Dataset records.
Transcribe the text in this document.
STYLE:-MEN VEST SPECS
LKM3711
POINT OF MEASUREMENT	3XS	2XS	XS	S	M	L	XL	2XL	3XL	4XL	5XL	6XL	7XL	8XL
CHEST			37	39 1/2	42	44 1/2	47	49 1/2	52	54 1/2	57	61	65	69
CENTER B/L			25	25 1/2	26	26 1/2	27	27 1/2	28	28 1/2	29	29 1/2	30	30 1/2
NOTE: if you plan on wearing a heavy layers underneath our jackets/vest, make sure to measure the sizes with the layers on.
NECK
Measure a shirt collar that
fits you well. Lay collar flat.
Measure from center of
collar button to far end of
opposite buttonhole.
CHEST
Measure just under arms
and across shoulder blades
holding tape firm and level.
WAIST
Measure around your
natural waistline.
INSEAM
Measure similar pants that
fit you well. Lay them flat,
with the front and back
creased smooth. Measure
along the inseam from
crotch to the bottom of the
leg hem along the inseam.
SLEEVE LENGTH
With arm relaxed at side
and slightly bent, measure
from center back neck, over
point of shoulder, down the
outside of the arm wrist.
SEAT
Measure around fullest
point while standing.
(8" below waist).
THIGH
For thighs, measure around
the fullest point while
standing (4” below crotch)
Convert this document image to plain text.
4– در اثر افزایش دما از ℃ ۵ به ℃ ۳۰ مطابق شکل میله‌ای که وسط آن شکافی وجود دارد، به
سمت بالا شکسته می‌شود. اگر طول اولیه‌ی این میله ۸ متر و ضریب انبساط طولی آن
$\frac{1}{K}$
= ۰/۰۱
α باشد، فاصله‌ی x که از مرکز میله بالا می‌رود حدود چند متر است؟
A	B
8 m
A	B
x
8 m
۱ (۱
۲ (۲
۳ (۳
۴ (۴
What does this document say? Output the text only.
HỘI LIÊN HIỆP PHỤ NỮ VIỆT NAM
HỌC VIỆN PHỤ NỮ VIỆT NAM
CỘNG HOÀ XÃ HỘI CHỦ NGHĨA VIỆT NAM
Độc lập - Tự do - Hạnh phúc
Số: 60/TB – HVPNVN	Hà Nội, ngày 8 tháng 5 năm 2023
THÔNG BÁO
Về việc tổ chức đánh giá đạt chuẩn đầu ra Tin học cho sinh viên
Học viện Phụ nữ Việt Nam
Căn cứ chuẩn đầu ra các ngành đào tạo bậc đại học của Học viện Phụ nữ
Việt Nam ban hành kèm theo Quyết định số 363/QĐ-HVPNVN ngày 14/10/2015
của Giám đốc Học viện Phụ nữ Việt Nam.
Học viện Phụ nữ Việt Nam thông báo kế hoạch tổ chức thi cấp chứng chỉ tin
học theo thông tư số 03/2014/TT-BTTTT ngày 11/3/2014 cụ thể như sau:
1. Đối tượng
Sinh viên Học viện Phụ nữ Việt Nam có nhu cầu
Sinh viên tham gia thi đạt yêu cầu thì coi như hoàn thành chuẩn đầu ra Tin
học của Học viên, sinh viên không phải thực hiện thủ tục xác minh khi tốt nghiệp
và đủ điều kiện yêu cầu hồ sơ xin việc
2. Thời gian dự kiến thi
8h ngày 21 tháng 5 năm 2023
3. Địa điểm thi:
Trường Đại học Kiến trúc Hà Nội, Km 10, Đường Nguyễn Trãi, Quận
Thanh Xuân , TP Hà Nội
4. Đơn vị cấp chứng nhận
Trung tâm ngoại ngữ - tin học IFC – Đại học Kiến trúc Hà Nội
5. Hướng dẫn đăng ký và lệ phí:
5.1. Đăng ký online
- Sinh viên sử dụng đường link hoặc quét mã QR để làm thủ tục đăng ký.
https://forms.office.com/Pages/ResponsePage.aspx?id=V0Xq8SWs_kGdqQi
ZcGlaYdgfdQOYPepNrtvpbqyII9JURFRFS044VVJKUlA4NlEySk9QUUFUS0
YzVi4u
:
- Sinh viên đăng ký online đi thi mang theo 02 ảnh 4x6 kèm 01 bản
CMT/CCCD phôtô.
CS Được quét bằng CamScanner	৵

Exercise task. Gather, from the listing above, every line carrying the word "viên".

Completed exercise.
Về việc tổ chức đánh giá đạt chuẩn đầu ra Tin học cho sinh viên
Sinh viên Học viện Phụ nữ Việt Nam có nhu cầu
Sinh viên tham gia thi đạt yêu cầu thì coi như hoàn thành chuẩn đầu ra Tin
học của Học viên, sinh viên không phải thực hiện thủ tục xác minh khi tốt nghiệp
- Sinh viên sử dụng đường link hoặc quét mã QR để làm thủ tục đăng ký.
- Sinh viên đăng ký online đi thi mang theo 02 ảnh 4x6 kèm 01 bản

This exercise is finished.